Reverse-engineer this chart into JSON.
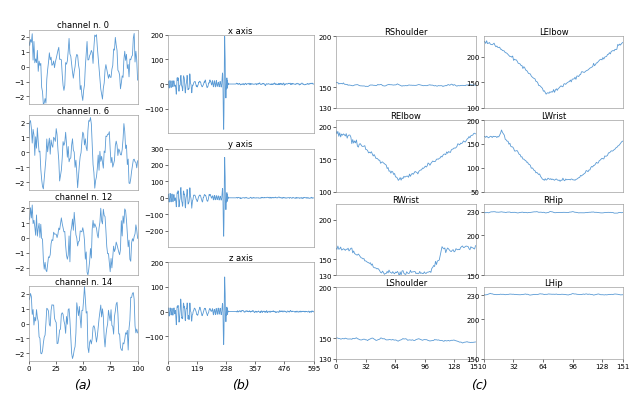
{
  "line_color": "#5b9bd5",
  "bg_color": "white",
  "label_a": "(a)",
  "label_b": "(b)",
  "label_c": "(c)",
  "panel_a_titles": [
    "channel n. 0",
    "channel n. 6",
    "channel n. 12",
    "channel n. 14"
  ],
  "panel_b_titles": [
    "x axis",
    "y axis",
    "z axis"
  ],
  "panel_c_titles": [
    "RShoulder",
    "LElbow",
    "RElbow",
    "LWrist",
    "RWrist",
    "RHip",
    "LShoulder",
    "LHip"
  ],
  "tick_label_fontsize": 5,
  "title_fontsize": 6,
  "caption_fontsize": 9,
  "line_width": 0.6
}
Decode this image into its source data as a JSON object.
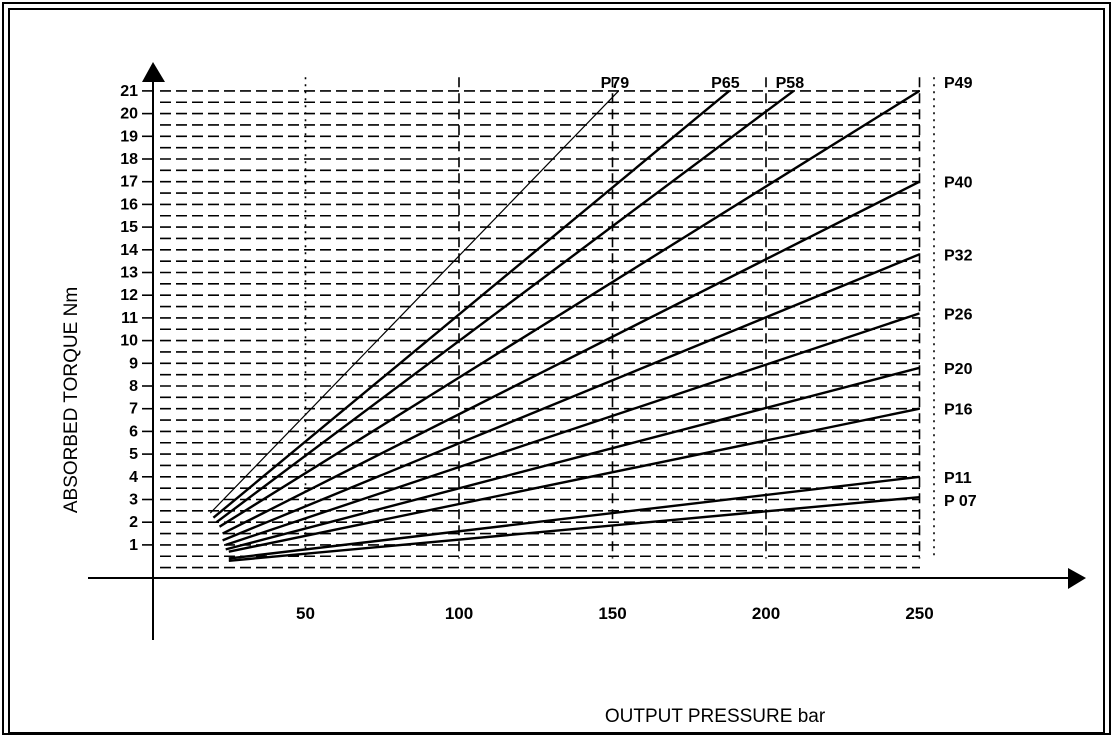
{
  "chart_data": {
    "type": "line",
    "xlabel": "OUTPUT PRESSURE bar",
    "ylabel": "ABSORBED TORQUE  Nm",
    "x_ticks": [
      "50",
      "100",
      "150",
      "200",
      "250"
    ],
    "y_ticks": [
      "1",
      "2",
      "3",
      "4",
      "5",
      "6",
      "7",
      "8",
      "9",
      "10",
      "11",
      "12",
      "13",
      "14",
      "15",
      "16",
      "17",
      "18",
      "19",
      "20",
      "21"
    ],
    "xlim": [
      0,
      300
    ],
    "ylim": [
      0,
      22.5
    ],
    "grid": true,
    "series": [
      {
        "name": "P79",
        "points": [
          [
            19,
            2.4
          ],
          [
            152,
            21
          ]
        ]
      },
      {
        "name": "P65",
        "points": [
          [
            20,
            2.2
          ],
          [
            188,
            21
          ]
        ]
      },
      {
        "name": "P58",
        "points": [
          [
            21,
            2.0
          ],
          [
            209,
            21
          ]
        ]
      },
      {
        "name": "P49",
        "points": [
          [
            22,
            1.8
          ],
          [
            250,
            21
          ]
        ]
      },
      {
        "name": "P40",
        "points": [
          [
            23,
            1.5
          ],
          [
            250,
            17
          ]
        ]
      },
      {
        "name": "P32",
        "points": [
          [
            23,
            1.2
          ],
          [
            250,
            13.8
          ]
        ]
      },
      {
        "name": "P26",
        "points": [
          [
            24,
            1.0
          ],
          [
            250,
            11.2
          ]
        ]
      },
      {
        "name": "P20",
        "points": [
          [
            24,
            0.8
          ],
          [
            250,
            8.8
          ]
        ]
      },
      {
        "name": "P16",
        "points": [
          [
            25,
            0.7
          ],
          [
            250,
            7.0
          ]
        ]
      },
      {
        "name": "P11",
        "points": [
          [
            25,
            0.4
          ],
          [
            250,
            4.0
          ]
        ]
      },
      {
        "name": "P 07",
        "points": [
          [
            25,
            0.3
          ],
          [
            250,
            3.1
          ]
        ]
      }
    ]
  }
}
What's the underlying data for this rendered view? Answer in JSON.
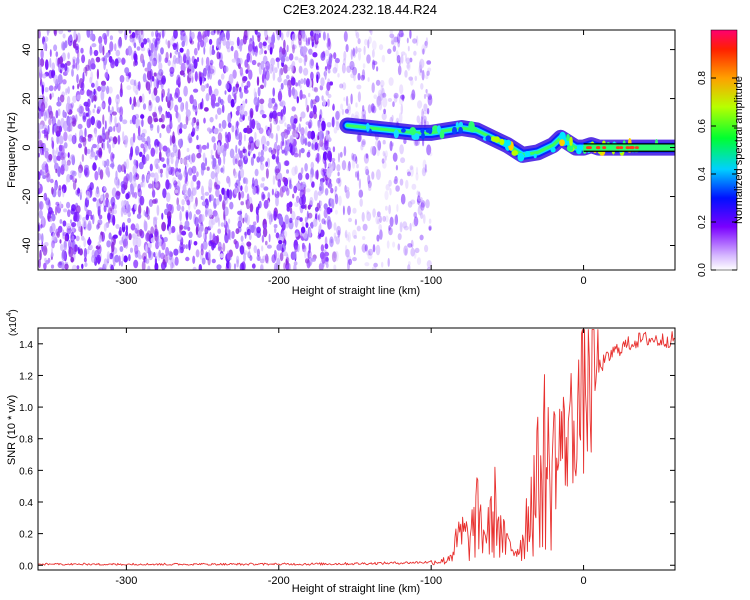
{
  "title": "C2E3.2024.232.18.44.R24",
  "chart_data": [
    {
      "type": "heatmap",
      "xlabel": "Height of straight line (km)",
      "ylabel": "Frequency (Hz)",
      "xlim": [
        -358,
        60
      ],
      "ylim": [
        -50,
        48
      ],
      "x_ticks": [
        -300,
        -200,
        -100,
        0
      ],
      "x_tick_labels": [
        "-300",
        "-200",
        "-100",
        "0"
      ],
      "y_ticks": [
        -40,
        -20,
        0,
        20,
        40
      ],
      "y_tick_labels": [
        "-40",
        "-20",
        "0",
        "20",
        "40"
      ],
      "colorbar": {
        "label": "Normalized spectral amplitude",
        "range": [
          0,
          1
        ],
        "ticks": [
          0.0,
          0.2,
          0.4,
          0.6,
          0.8
        ],
        "tick_labels": [
          "0.0",
          "0.2",
          "0.4",
          "0.6",
          "0.8"
        ]
      },
      "ridge": {
        "x": [
          -155,
          -140,
          -125,
          -110,
          -100,
          -90,
          -80,
          -70,
          -60,
          -50,
          -45,
          -40,
          -30,
          -20,
          -15,
          -10,
          -5,
          0,
          5,
          10,
          20,
          30,
          40,
          60
        ],
        "y": [
          9,
          8,
          7,
          6,
          6,
          7,
          8,
          7,
          4,
          1,
          -1,
          -3,
          -2,
          1,
          4,
          2,
          0,
          0,
          1,
          0,
          0,
          0,
          0,
          0
        ]
      },
      "constant_line": {
        "y_upper": 1.5,
        "y_lower": -1.5,
        "x_start": 0,
        "color": "#000000"
      },
      "noise_regions": [
        {
          "x_start": -358,
          "x_end": -163,
          "density": "high"
        },
        {
          "x_start": -163,
          "x_end": -100,
          "density": "low"
        }
      ]
    },
    {
      "type": "line",
      "xlabel": "Height of straight line (km)",
      "ylabel": "SNR (10 * v/v)",
      "multiplier_label": "(x10",
      "multiplier_exp": "4",
      "multiplier_close": ")",
      "xlim": [
        -358,
        60
      ],
      "ylim": [
        -0.03,
        1.5
      ],
      "x_ticks": [
        -300,
        -200,
        -100,
        0
      ],
      "x_tick_labels": [
        "-300",
        "-200",
        "-100",
        "0"
      ],
      "y_ticks": [
        0.0,
        0.2,
        0.4,
        0.6,
        0.8,
        1.0,
        1.2,
        1.4
      ],
      "y_tick_labels": [
        "0.0",
        "0.2",
        "0.4",
        "0.6",
        "0.8",
        "1.0",
        "1.2",
        "1.4"
      ],
      "series": [
        {
          "color": "#e8312f",
          "x": [
            -358,
            -300,
            -200,
            -150,
            -120,
            -100,
            -90,
            -85,
            -80,
            -75,
            -70,
            -65,
            -60,
            -57,
            -55,
            -50,
            -45,
            -42,
            -40,
            -35,
            -30,
            -25,
            -22,
            -20,
            -17,
            -15,
            -12,
            -10,
            -7,
            -5,
            -2,
            0,
            5,
            10,
            15,
            20,
            25,
            30,
            35,
            40,
            45,
            50,
            60
          ],
          "y": [
            0.005,
            0.005,
            0.006,
            0.01,
            0.015,
            0.02,
            0.03,
            0.1,
            0.2,
            0.15,
            0.3,
            0.2,
            0.25,
            0.4,
            0.2,
            0.12,
            0.1,
            0.12,
            0.15,
            0.4,
            0.5,
            0.7,
            0.5,
            0.8,
            0.6,
            0.85,
            0.7,
            0.95,
            0.8,
            1.05,
            0.95,
            1.1,
            1.2,
            1.25,
            1.3,
            1.35,
            1.38,
            1.4,
            1.42,
            1.43,
            1.43,
            1.42,
            1.43
          ]
        }
      ]
    }
  ]
}
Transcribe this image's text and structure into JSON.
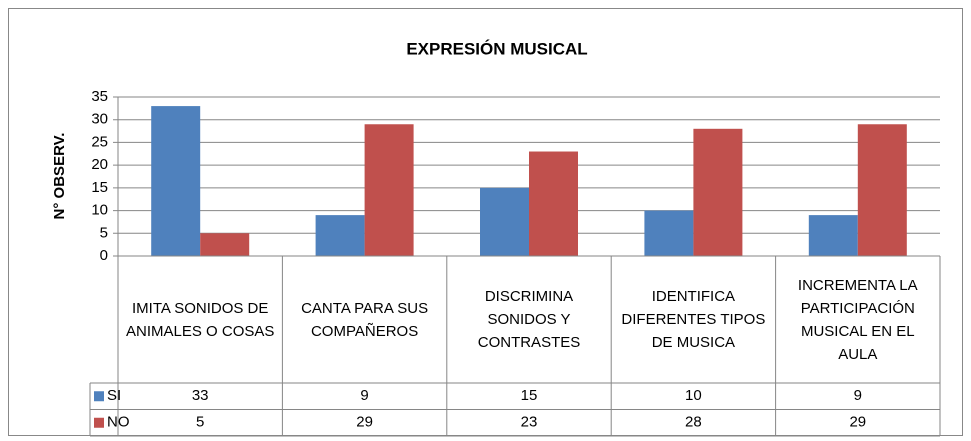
{
  "chart_data": {
    "type": "bar",
    "title": "EXPRESIÓN MUSICAL",
    "y_label": "N° OBSERV.",
    "categories": [
      "IMITA SONIDOS DE ANIMALES O COSAS",
      "CANTA PARA SUS COMPAÑEROS",
      "DISCRIMINA SONIDOS Y CONTRASTES",
      "IDENTIFICA DIFERENTES TIPOS DE MUSICA",
      "INCREMENTA LA PARTICIPACIÓN MUSICAL EN EL AULA"
    ],
    "series": [
      {
        "name": "SI",
        "color": "#4f81bd",
        "values": [
          33,
          9,
          15,
          10,
          9
        ]
      },
      {
        "name": "NO",
        "color": "#c0504d",
        "values": [
          5,
          29,
          23,
          28,
          29
        ]
      }
    ],
    "ylim": [
      0,
      35
    ],
    "yticks": [
      0,
      5,
      10,
      15,
      20,
      25,
      30,
      35
    ],
    "grid": true,
    "data_table": true
  }
}
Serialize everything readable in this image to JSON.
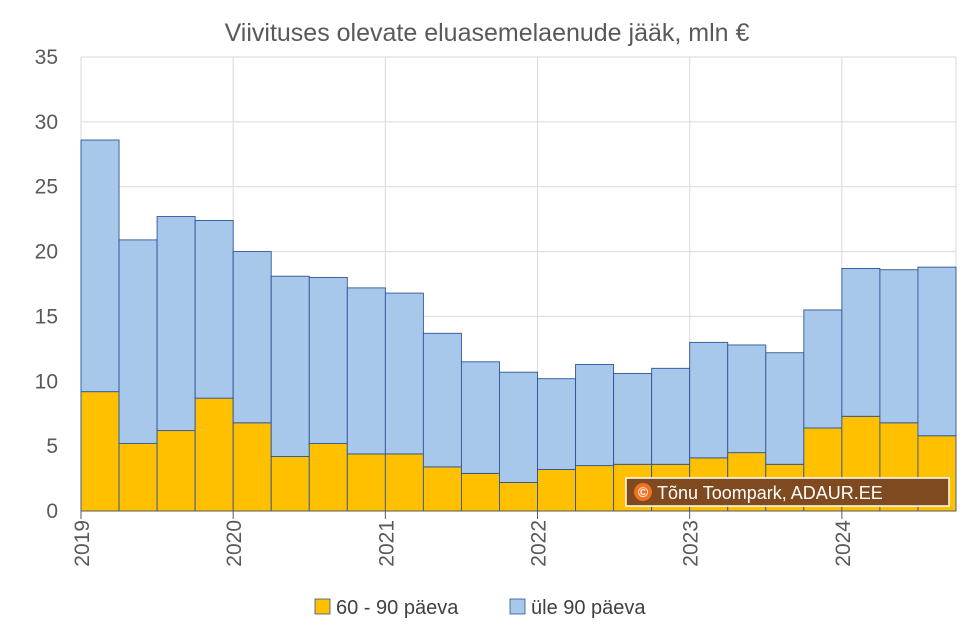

▸ The request: Extract the run of lines from the line holding "Transcribe this image's" through the final line of the material above, exactly and inclusively. Leave the pictures behind.

▸ Response to the task:
Transcribe this image's text and structure into JSON.
{
  "chart_data": {
    "type": "bar",
    "title": "EXPRESIÓN MUSICAL",
    "y_label": "N° OBSERV.",
    "categories": [
      "IMITA SONIDOS DE ANIMALES O COSAS",
      "CANTA PARA SUS COMPAÑEROS",
      "DISCRIMINA SONIDOS Y CONTRASTES",
      "IDENTIFICA DIFERENTES TIPOS DE MUSICA",
      "INCREMENTA LA PARTICIPACIÓN MUSICAL EN EL AULA"
    ],
    "series": [
      {
        "name": "SI",
        "color": "#4f81bd",
        "values": [
          33,
          9,
          15,
          10,
          9
        ]
      },
      {
        "name": "NO",
        "color": "#c0504d",
        "values": [
          5,
          29,
          23,
          28,
          29
        ]
      }
    ],
    "ylim": [
      0,
      35
    ],
    "yticks": [
      0,
      5,
      10,
      15,
      20,
      25,
      30,
      35
    ],
    "grid": true,
    "data_table": true
  }
}
Serialize everything readable in this image to JSON.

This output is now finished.